__Problem to solve__
Exclude the pictures, then copy all remaining records exactly.

— begin —

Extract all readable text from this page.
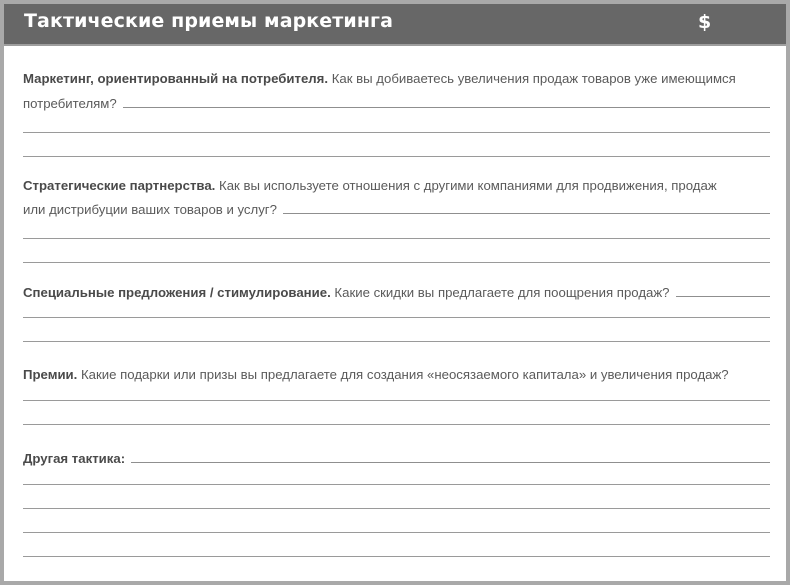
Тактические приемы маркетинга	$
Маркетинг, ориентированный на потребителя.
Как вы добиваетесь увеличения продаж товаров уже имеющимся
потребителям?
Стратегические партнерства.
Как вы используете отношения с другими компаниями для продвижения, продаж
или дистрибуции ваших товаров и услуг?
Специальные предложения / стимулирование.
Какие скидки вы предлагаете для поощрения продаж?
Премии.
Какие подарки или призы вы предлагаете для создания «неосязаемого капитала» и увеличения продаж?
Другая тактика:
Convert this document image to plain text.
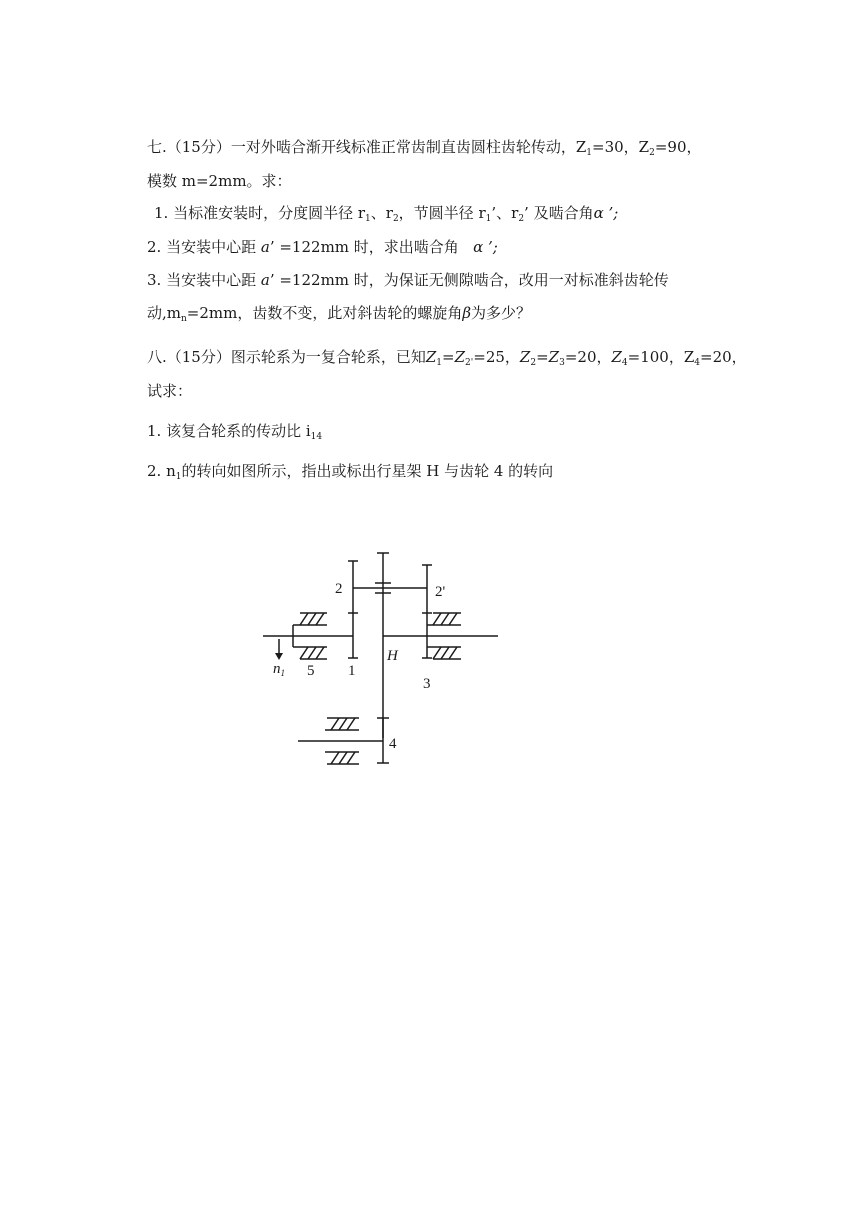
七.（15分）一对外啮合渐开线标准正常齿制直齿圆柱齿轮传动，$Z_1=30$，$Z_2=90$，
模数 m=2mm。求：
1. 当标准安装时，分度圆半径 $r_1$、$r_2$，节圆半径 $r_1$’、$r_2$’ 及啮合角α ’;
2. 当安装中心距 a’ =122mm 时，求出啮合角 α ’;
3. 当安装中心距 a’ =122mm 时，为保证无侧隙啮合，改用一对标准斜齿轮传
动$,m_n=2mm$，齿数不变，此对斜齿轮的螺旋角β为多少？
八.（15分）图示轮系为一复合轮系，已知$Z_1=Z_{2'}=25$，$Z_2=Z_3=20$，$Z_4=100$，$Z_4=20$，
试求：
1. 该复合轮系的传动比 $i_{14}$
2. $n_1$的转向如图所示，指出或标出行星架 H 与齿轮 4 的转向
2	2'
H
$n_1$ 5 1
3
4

— end —

__Expected answer__
Extract all readable text from this page.
Тактические приемы маркетинга	$
Маркетинг, ориентированный на потребителя.
Как вы добиваетесь увеличения продаж товаров уже имеющимся
потребителям?
Стратегические партнерства.
Как вы используете отношения с другими компаниями для продвижения, продаж
или дистрибуции ваших товаров и услуг?
Специальные предложения / стимулирование.
Какие скидки вы предлагаете для поощрения продаж?
Премии.
Какие подарки или призы вы предлагаете для создания «неосязаемого капитала» и увеличения продаж?
Другая тактика:
Convert this document image to plain text.
七.（15分）一对外啮合渐开线标准正常齿制直齿圆柱齿轮传动，$Z_1=30$，$Z_2=90$，
模数 m=2mm。求：
1. 当标准安装时，分度圆半径 $r_1$、$r_2$，节圆半径 $r_1$’、$r_2$’ 及啮合角α ’;
2. 当安装中心距 a’ =122mm 时，求出啮合角 α ’;
3. 当安装中心距 a’ =122mm 时，为保证无侧隙啮合，改用一对标准斜齿轮传
动$,m_n=2mm$，齿数不变，此对斜齿轮的螺旋角β为多少？
八.（15分）图示轮系为一复合轮系，已知$Z_1=Z_{2'}=25$，$Z_2=Z_3=20$，$Z_4=100$，$Z_4=20$，
试求：
1. 该复合轮系的传动比 $i_{14}$
2. $n_1$的转向如图所示，指出或标出行星架 H 与齿轮 4 的转向
2	2'
H
$n_1$ 5 1
3
4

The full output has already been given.